(MATERIAL TO PROCESS):
※
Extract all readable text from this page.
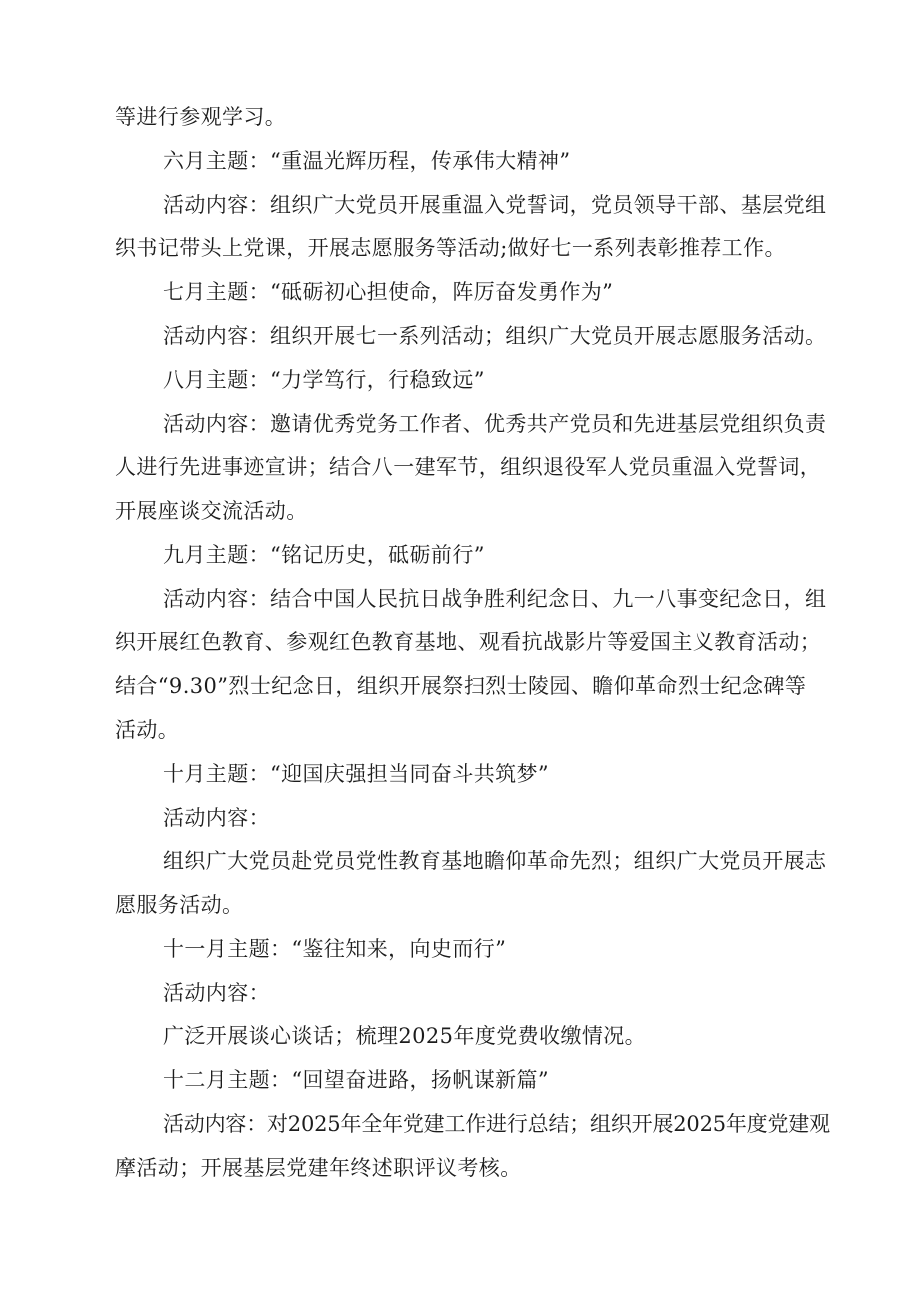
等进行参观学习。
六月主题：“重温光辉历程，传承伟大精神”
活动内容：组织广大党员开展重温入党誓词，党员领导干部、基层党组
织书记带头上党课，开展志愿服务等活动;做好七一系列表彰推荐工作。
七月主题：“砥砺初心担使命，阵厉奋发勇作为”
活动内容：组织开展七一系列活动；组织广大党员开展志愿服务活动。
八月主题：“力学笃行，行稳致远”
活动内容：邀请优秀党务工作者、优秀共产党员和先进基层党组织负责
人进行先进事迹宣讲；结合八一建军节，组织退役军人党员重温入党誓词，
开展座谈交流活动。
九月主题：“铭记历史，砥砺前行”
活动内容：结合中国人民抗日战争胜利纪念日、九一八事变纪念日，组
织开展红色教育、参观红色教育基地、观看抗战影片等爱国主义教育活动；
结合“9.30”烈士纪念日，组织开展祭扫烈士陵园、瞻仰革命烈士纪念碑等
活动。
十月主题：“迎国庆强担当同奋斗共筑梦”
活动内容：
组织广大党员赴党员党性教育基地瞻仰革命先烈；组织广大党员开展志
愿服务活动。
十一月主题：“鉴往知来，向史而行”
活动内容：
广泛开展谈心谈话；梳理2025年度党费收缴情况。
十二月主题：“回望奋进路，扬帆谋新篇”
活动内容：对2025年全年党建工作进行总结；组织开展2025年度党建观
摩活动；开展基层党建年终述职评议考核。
※
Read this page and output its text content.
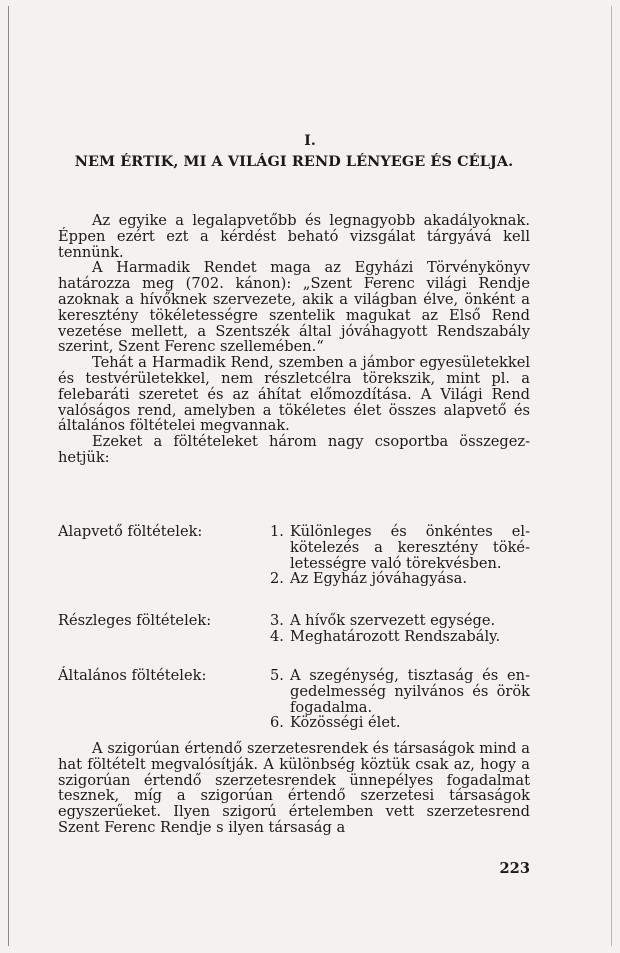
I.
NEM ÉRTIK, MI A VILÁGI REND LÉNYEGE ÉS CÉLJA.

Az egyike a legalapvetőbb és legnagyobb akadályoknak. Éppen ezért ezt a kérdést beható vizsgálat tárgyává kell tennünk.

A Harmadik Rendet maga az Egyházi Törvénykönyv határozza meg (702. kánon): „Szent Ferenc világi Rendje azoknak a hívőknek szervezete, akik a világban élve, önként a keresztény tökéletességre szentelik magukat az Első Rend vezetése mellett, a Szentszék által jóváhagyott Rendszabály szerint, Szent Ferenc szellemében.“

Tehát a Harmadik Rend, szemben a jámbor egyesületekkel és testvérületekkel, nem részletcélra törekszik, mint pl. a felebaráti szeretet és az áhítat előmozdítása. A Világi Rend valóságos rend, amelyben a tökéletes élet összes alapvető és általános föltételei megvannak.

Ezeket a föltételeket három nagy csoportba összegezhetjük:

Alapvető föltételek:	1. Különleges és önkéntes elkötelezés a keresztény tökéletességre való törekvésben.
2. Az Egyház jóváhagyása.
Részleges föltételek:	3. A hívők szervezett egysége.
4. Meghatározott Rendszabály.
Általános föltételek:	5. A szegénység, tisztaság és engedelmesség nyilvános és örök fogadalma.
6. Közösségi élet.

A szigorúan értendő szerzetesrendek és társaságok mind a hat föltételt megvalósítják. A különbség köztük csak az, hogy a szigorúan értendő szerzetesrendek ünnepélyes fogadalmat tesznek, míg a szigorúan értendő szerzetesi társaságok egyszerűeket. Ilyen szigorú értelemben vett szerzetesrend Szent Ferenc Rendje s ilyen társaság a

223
※
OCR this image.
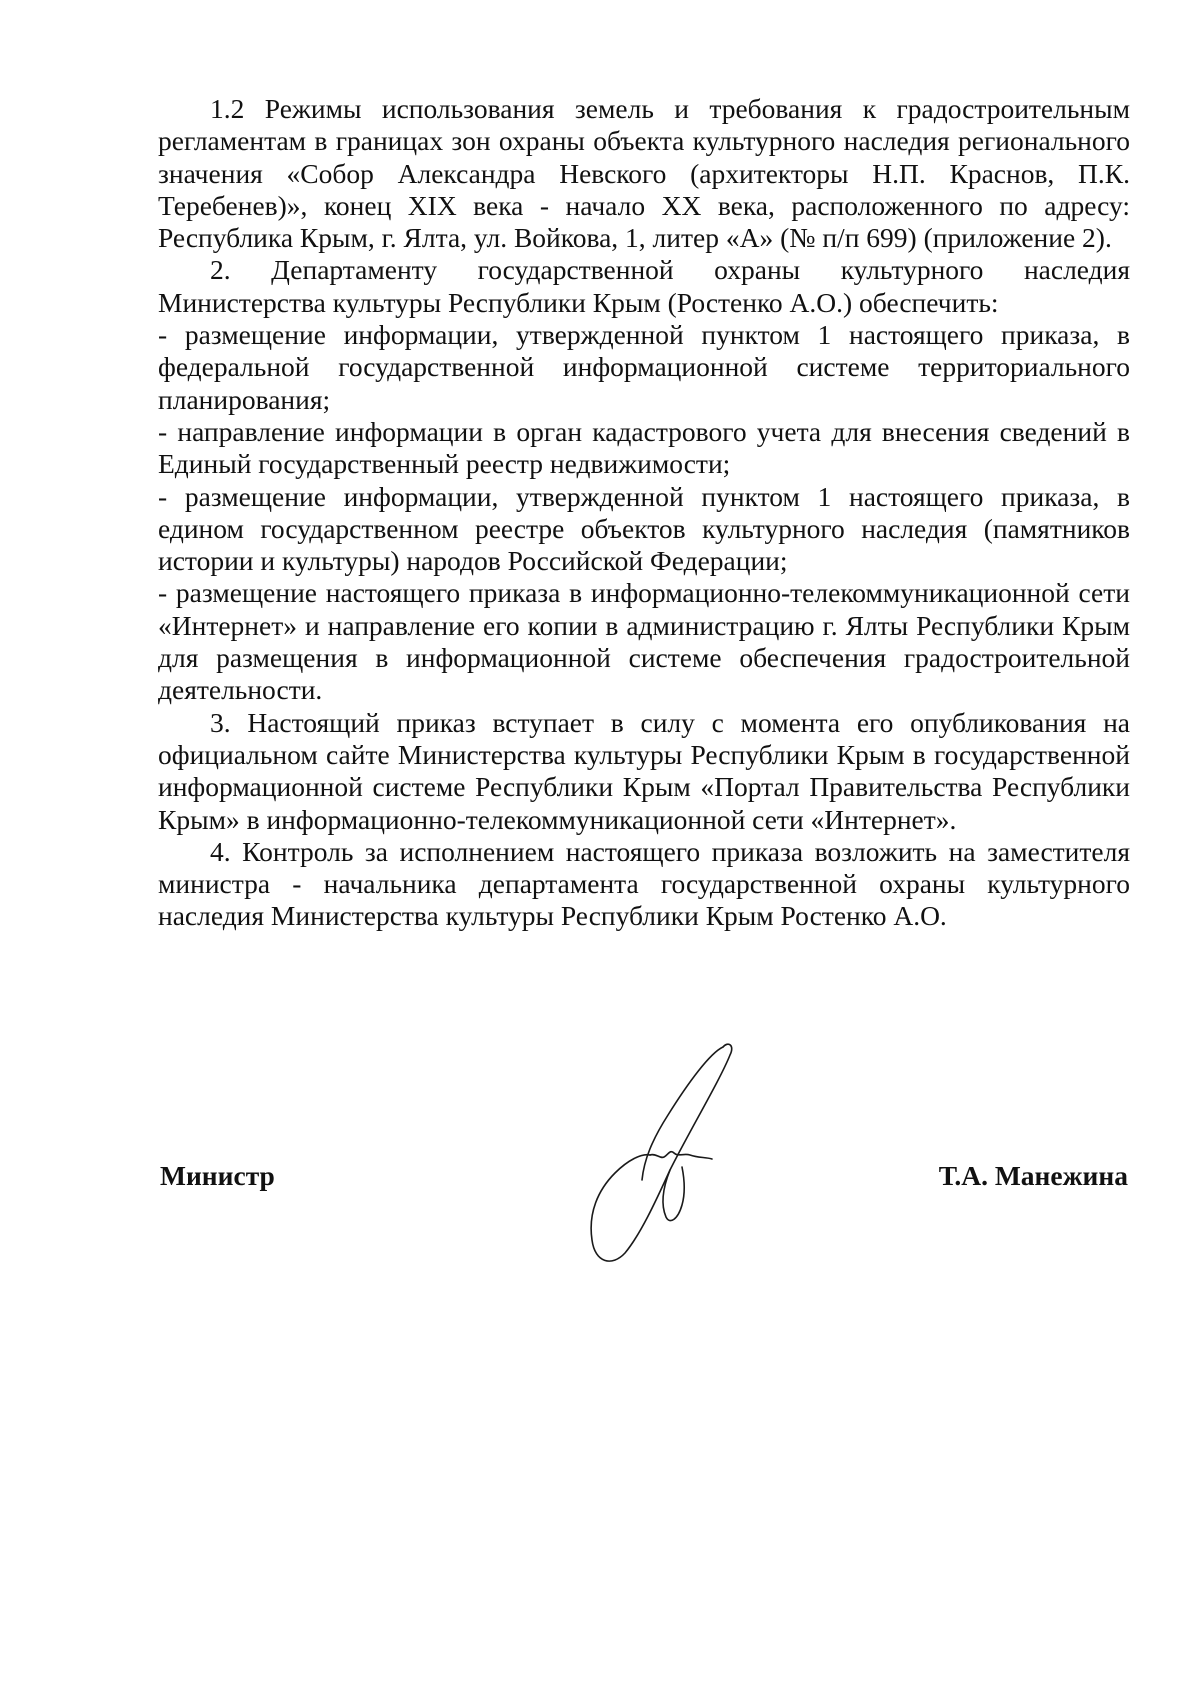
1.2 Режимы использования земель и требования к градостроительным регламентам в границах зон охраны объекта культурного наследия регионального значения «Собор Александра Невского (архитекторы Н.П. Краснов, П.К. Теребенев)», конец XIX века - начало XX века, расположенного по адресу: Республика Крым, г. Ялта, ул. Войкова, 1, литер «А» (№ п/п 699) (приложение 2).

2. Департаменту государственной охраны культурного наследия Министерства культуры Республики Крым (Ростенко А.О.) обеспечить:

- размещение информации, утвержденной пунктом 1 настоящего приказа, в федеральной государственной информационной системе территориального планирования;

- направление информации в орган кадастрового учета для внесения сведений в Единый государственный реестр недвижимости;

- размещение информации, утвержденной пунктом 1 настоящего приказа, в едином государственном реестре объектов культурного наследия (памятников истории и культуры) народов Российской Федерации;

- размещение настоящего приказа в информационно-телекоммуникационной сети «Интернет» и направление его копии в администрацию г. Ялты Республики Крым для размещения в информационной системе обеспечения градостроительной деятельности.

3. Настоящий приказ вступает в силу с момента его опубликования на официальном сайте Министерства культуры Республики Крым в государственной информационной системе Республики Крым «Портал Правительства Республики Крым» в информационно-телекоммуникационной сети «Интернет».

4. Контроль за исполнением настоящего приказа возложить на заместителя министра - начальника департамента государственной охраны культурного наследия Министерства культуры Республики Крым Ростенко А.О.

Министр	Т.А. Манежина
※
(STATED PROBLEM): Only the number is wanted: how many lines above include the word "пунктом"?

(RESPONSE TO THIS TASK): 2